Exercise description
Find how many lines hold the word "Quote" and give that number only.

━━━━━ Data for processing ━━━━━

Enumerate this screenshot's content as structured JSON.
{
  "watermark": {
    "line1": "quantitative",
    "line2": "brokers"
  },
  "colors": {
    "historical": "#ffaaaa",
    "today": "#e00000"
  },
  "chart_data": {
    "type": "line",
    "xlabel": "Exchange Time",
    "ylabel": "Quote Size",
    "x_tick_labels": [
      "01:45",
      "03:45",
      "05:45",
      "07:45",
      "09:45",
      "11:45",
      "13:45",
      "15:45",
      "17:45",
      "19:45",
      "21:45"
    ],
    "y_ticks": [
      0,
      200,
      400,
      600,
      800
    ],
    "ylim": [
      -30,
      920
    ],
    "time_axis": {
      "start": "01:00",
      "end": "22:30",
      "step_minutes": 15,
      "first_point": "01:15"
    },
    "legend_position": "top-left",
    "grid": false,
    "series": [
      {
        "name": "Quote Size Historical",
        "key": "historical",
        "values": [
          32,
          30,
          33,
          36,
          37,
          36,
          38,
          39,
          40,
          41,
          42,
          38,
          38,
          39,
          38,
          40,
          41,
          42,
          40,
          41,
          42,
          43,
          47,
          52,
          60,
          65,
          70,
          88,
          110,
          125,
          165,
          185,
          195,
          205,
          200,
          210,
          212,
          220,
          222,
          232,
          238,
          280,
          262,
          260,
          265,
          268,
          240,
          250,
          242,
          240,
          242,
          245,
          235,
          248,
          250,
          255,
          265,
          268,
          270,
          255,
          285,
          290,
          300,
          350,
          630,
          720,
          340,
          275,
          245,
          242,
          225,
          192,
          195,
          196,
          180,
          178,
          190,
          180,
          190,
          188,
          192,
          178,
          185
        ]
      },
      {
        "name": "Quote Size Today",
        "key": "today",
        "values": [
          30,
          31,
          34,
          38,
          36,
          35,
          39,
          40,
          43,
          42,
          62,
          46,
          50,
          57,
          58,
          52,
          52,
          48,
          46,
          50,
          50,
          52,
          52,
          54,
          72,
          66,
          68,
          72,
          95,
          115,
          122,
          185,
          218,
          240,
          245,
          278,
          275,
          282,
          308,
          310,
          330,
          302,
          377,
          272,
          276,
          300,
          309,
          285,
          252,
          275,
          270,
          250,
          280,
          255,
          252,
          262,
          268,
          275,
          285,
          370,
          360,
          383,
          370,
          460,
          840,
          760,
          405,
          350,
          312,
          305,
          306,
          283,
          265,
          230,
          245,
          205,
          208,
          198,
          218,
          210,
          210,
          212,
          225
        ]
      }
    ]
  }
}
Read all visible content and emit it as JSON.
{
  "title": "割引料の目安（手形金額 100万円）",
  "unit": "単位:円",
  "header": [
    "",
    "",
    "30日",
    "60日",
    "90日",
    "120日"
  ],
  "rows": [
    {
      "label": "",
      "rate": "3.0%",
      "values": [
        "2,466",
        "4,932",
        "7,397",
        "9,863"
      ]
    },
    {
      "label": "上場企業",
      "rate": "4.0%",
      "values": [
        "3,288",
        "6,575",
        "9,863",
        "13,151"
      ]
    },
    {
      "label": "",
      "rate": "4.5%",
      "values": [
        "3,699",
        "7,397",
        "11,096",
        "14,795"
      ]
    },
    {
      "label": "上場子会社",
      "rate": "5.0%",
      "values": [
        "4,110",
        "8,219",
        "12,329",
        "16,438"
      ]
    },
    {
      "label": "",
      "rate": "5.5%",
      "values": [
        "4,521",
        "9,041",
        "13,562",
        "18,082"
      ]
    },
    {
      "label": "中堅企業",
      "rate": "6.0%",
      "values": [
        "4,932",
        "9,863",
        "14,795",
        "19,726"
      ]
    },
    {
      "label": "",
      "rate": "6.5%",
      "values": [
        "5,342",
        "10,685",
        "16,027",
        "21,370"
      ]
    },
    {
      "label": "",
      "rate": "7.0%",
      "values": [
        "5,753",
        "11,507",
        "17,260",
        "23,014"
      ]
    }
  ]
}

━━━━━

Exercise solution
3